■ **What you will do**: Count how many lines hold the string "shown". Give that number alone.

(Structured figure records)
* BEGIN *
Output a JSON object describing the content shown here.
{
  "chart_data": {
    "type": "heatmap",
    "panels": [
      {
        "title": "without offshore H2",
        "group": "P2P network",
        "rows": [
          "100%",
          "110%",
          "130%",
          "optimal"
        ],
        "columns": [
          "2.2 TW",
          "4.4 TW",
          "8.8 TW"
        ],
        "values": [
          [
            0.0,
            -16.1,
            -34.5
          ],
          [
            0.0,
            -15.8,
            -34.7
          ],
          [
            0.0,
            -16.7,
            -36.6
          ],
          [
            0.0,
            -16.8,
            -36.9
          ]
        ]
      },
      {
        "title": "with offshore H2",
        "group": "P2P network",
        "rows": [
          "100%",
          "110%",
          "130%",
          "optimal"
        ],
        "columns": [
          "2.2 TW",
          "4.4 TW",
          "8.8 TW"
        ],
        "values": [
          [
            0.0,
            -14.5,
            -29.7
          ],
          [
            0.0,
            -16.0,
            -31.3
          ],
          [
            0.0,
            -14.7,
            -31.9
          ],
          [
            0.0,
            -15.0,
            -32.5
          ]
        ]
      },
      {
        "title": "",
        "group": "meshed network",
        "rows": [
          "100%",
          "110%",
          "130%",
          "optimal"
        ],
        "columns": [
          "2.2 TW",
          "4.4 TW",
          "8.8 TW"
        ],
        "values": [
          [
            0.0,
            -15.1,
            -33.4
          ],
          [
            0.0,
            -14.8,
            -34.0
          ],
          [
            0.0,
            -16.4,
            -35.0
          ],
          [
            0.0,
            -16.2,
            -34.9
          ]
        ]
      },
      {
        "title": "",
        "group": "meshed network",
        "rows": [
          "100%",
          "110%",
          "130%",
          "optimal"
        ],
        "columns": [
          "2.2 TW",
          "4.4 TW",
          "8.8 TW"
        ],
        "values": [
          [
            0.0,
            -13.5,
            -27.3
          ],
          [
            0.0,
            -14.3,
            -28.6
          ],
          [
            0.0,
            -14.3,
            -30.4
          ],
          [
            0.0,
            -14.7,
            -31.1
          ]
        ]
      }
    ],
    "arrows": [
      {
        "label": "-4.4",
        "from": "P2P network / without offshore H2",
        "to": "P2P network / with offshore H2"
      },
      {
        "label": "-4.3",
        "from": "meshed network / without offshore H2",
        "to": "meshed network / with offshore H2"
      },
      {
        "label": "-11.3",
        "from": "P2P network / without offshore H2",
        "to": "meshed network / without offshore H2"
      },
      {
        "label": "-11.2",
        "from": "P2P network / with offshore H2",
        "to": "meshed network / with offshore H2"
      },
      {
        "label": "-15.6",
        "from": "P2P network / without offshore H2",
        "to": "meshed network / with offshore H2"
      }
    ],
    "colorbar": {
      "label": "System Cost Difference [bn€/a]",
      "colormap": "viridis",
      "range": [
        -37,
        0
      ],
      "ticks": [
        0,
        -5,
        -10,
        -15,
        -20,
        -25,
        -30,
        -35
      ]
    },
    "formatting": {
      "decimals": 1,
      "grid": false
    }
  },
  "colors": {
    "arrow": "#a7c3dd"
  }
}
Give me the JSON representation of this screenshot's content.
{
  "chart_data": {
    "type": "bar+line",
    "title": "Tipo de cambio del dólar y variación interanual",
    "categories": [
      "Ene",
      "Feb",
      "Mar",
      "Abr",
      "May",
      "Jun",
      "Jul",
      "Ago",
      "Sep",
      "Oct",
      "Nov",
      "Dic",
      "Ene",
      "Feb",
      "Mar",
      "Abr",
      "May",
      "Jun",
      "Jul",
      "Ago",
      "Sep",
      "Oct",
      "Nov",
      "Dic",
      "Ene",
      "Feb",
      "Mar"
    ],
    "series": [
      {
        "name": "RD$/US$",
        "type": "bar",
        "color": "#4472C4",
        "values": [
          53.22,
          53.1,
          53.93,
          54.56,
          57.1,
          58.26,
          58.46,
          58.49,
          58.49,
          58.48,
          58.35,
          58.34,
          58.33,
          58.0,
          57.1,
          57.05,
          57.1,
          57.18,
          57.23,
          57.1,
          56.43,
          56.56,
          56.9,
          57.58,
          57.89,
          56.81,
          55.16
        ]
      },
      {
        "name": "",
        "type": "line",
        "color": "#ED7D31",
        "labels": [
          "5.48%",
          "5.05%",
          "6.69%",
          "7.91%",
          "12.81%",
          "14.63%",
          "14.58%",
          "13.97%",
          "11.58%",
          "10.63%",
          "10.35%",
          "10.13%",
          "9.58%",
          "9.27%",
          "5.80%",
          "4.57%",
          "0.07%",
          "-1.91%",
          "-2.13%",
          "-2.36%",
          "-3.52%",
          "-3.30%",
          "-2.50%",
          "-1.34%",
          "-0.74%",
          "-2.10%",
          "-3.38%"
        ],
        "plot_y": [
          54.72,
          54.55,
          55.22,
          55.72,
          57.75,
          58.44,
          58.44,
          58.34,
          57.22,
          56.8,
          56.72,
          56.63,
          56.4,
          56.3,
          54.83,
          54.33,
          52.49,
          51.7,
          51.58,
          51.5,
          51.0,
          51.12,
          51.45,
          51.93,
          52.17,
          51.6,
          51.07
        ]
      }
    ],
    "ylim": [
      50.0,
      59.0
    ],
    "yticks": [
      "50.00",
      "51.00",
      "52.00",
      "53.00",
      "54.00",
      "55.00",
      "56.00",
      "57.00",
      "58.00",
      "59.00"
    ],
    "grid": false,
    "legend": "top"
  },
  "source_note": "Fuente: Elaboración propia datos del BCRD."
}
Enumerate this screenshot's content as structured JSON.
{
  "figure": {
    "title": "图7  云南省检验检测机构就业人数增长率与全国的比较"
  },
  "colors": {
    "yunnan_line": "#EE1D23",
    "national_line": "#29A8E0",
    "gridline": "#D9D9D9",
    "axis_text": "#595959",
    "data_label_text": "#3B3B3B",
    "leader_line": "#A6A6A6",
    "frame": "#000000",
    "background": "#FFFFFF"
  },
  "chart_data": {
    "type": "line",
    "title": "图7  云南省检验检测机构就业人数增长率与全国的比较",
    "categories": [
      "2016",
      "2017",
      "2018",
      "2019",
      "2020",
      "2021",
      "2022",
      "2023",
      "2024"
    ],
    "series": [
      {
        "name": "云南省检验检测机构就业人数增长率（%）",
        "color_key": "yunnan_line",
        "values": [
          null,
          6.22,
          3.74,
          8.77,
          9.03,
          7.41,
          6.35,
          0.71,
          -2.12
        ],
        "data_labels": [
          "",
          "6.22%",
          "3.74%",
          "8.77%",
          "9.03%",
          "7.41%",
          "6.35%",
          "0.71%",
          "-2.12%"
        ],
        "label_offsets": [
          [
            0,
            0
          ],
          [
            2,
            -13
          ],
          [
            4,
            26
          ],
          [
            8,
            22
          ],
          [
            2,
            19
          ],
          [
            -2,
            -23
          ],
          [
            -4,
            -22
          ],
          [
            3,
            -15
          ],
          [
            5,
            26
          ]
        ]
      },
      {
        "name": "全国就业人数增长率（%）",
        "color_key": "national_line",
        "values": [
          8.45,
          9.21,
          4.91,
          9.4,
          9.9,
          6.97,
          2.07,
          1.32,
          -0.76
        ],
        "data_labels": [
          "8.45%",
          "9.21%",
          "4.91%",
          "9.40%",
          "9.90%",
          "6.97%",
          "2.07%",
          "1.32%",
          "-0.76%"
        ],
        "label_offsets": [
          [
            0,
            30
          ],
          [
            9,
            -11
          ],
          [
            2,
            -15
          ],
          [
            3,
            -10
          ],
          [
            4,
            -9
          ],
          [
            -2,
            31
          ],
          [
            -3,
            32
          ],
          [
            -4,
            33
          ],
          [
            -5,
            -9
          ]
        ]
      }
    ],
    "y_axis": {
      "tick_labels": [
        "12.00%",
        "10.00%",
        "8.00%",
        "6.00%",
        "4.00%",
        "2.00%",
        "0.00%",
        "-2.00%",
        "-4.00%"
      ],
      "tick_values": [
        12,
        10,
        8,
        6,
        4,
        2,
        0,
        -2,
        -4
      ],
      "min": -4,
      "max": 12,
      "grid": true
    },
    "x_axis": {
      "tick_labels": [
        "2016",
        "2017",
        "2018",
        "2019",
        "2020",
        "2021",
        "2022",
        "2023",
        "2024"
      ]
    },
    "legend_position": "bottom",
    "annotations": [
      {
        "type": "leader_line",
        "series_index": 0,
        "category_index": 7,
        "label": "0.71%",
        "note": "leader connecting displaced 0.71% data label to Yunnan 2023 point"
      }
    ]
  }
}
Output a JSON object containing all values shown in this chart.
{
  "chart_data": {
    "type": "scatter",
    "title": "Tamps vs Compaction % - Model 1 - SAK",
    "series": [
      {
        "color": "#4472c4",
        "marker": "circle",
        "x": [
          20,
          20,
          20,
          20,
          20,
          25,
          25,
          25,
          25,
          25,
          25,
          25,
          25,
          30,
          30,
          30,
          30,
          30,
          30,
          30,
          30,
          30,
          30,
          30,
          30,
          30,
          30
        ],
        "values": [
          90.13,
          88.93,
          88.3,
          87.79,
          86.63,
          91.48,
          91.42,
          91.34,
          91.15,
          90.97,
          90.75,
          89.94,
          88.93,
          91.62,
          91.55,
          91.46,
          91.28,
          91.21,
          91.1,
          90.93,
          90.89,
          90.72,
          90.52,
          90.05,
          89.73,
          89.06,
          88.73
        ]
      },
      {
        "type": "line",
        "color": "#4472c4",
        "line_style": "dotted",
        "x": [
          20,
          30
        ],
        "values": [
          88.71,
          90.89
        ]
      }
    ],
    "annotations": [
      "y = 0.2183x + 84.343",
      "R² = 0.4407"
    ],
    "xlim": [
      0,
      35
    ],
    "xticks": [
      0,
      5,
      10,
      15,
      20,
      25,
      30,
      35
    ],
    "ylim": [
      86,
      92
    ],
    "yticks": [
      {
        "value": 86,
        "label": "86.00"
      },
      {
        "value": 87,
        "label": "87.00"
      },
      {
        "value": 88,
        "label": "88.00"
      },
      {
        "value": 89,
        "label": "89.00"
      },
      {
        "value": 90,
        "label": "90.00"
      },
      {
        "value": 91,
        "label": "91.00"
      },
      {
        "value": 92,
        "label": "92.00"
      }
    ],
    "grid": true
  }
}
* END *
■ **Task output**: 2